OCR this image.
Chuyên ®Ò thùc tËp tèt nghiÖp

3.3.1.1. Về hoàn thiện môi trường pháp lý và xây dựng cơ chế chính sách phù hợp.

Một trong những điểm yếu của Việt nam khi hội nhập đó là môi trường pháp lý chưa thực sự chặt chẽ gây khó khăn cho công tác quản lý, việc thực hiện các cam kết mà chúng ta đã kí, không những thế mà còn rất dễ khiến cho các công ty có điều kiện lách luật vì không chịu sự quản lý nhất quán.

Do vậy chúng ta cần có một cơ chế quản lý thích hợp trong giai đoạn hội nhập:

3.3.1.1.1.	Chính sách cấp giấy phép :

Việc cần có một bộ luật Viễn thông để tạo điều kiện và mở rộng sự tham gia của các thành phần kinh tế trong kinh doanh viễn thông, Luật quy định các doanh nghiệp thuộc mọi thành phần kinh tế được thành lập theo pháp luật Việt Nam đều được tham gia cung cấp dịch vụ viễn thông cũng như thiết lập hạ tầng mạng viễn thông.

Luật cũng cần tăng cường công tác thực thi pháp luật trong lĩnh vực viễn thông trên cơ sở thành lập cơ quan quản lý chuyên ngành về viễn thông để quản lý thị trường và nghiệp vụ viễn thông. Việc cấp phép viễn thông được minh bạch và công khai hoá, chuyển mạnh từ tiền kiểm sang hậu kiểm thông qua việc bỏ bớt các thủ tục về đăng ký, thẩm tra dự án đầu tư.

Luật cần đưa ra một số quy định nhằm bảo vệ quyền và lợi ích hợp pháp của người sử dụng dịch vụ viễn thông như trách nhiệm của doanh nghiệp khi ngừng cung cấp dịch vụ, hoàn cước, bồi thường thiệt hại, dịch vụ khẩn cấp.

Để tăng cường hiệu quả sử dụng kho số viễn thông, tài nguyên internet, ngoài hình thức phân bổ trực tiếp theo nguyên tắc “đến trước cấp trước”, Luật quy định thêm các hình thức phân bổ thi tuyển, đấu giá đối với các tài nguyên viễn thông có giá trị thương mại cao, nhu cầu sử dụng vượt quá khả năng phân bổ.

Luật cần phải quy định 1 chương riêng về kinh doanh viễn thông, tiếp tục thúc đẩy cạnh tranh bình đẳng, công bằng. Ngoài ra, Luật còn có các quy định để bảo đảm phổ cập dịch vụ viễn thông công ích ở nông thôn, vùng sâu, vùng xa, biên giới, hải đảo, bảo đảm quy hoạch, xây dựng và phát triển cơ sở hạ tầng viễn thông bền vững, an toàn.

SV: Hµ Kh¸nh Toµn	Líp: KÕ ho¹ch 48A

============================================================

> **Task**:
Output all of the material, please, exactly as it stands.

> **Full solution**:
OCR this image.
Chuyên ®Ò thùc tËp tèt nghiÖp

3.3.1.1. Về hoàn thiện môi trường pháp lý và xây dựng cơ chế chính sách phù hợp.

Một trong những điểm yếu của Việt nam khi hội nhập đó là môi trường pháp lý chưa thực sự chặt chẽ gây khó khăn cho công tác quản lý, việc thực hiện các cam kết mà chúng ta đã kí, không những thế mà còn rất dễ khiến cho các công ty có điều kiện lách luật vì không chịu sự quản lý nhất quán.

Do vậy chúng ta cần có một cơ chế quản lý thích hợp trong giai đoạn hội nhập:

3.3.1.1.1.	Chính sách cấp giấy phép :

Việc cần có một bộ luật Viễn thông để tạo điều kiện và mở rộng sự tham gia của các thành phần kinh tế trong kinh doanh viễn thông, Luật quy định các doanh nghiệp thuộc mọi thành phần kinh tế được thành lập theo pháp luật Việt Nam đều được tham gia cung cấp dịch vụ viễn thông cũng như thiết lập hạ tầng mạng viễn thông.

Luật cũng cần tăng cường công tác thực thi pháp luật trong lĩnh vực viễn thông trên cơ sở thành lập cơ quan quản lý chuyên ngành về viễn thông để quản lý thị trường và nghiệp vụ viễn thông. Việc cấp phép viễn thông được minh bạch và công khai hoá, chuyển mạnh từ tiền kiểm sang hậu kiểm thông qua việc bỏ bớt các thủ tục về đăng ký, thẩm tra dự án đầu tư.

Luật cần đưa ra một số quy định nhằm bảo vệ quyền và lợi ích hợp pháp của người sử dụng dịch vụ viễn thông như trách nhiệm của doanh nghiệp khi ngừng cung cấp dịch vụ, hoàn cước, bồi thường thiệt hại, dịch vụ khẩn cấp.

Để tăng cường hiệu quả sử dụng kho số viễn thông, tài nguyên internet, ngoài hình thức phân bổ trực tiếp theo nguyên tắc “đến trước cấp trước”, Luật quy định thêm các hình thức phân bổ thi tuyển, đấu giá đối với các tài nguyên viễn thông có giá trị thương mại cao, nhu cầu sử dụng vượt quá khả năng phân bổ.

Luật cần phải quy định 1 chương riêng về kinh doanh viễn thông, tiếp tục thúc đẩy cạnh tranh bình đẳng, công bằng. Ngoài ra, Luật còn có các quy định để bảo đảm phổ cập dịch vụ viễn thông công ích ở nông thôn, vùng sâu, vùng xa, biên giới, hải đảo, bảo đảm quy hoạch, xây dựng và phát triển cơ sở hạ tầng viễn thông bền vững, an toàn.

SV: Hµ Kh¸nh Toµn	Líp: KÕ ho¹ch 48A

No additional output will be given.